=== Information provided ===

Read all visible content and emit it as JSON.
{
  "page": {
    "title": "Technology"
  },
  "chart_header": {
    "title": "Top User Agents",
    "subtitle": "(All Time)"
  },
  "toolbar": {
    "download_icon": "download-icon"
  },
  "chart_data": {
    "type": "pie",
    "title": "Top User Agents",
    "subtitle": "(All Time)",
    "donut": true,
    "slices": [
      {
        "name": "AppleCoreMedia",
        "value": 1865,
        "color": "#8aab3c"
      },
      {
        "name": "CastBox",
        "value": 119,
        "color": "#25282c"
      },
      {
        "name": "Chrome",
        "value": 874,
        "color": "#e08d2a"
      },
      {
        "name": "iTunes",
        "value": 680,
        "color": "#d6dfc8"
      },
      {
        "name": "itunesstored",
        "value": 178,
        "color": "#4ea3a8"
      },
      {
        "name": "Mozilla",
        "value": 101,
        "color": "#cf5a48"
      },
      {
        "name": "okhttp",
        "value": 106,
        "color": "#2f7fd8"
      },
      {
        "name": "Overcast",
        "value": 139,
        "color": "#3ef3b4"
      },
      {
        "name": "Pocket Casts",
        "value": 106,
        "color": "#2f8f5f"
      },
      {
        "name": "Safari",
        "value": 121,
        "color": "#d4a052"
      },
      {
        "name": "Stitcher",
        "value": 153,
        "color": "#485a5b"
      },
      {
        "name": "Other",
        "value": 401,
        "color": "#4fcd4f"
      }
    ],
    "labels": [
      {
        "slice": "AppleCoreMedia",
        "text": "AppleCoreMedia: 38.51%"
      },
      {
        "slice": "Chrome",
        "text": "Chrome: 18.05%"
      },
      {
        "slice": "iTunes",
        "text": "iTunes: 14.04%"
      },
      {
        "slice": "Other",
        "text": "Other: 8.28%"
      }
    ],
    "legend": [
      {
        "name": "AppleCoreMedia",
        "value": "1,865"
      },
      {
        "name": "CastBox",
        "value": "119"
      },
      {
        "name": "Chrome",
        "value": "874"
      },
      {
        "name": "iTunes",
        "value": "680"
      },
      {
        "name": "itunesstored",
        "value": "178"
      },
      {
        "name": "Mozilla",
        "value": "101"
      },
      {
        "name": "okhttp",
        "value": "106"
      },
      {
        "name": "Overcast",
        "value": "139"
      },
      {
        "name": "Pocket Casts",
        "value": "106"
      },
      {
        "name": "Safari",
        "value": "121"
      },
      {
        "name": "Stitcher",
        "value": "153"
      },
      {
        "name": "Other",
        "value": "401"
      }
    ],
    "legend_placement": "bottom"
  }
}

===

[What needs to be done] State the number of lines in these entries that include the string "subtitle". Provide nothing beyond that number.

[Answer for the task] 2